[Description of the task]: Find the lines holding "color" and copy them.

[Items listed in a dataset]

+ + + + +

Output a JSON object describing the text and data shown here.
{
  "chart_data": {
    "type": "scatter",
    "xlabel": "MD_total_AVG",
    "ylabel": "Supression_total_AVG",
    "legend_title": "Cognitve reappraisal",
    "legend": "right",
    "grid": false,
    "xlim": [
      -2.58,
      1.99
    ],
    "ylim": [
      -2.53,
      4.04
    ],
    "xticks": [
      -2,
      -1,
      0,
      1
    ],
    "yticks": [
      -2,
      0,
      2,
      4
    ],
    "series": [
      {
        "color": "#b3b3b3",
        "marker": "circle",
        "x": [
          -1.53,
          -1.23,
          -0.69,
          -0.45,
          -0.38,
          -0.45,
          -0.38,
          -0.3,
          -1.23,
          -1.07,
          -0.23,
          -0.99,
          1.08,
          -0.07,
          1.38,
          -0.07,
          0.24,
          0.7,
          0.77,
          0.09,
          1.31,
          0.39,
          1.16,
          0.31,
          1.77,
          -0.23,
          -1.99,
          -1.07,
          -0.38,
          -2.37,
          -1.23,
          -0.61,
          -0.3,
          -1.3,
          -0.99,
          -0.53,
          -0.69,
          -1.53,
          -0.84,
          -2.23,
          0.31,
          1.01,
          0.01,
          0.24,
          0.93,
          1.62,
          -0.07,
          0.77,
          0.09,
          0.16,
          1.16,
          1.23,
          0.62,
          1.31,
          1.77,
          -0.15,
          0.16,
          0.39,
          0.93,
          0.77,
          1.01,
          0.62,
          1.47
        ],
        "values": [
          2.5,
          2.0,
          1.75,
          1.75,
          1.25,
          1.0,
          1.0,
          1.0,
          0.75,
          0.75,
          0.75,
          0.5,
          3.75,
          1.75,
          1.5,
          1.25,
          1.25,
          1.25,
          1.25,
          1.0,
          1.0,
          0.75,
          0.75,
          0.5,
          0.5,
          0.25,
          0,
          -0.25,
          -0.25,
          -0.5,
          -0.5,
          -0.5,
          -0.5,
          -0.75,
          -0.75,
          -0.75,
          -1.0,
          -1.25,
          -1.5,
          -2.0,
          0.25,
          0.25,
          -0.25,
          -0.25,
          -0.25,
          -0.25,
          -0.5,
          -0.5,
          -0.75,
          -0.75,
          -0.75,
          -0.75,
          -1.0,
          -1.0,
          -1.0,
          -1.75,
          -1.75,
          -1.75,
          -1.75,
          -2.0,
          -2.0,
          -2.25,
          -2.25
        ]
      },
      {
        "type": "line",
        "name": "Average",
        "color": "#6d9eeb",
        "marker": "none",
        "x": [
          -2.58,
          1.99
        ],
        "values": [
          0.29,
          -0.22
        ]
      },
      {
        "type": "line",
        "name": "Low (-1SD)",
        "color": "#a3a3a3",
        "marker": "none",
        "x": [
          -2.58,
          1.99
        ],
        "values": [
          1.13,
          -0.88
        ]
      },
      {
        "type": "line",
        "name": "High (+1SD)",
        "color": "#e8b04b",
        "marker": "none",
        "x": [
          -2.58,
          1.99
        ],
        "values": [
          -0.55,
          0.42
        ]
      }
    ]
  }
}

+ + + + +

[Answer]:
        "color": "#b3b3b3",
        "color": "#6d9eeb",
        "color": "#a3a3a3",
        "color": "#e8b04b",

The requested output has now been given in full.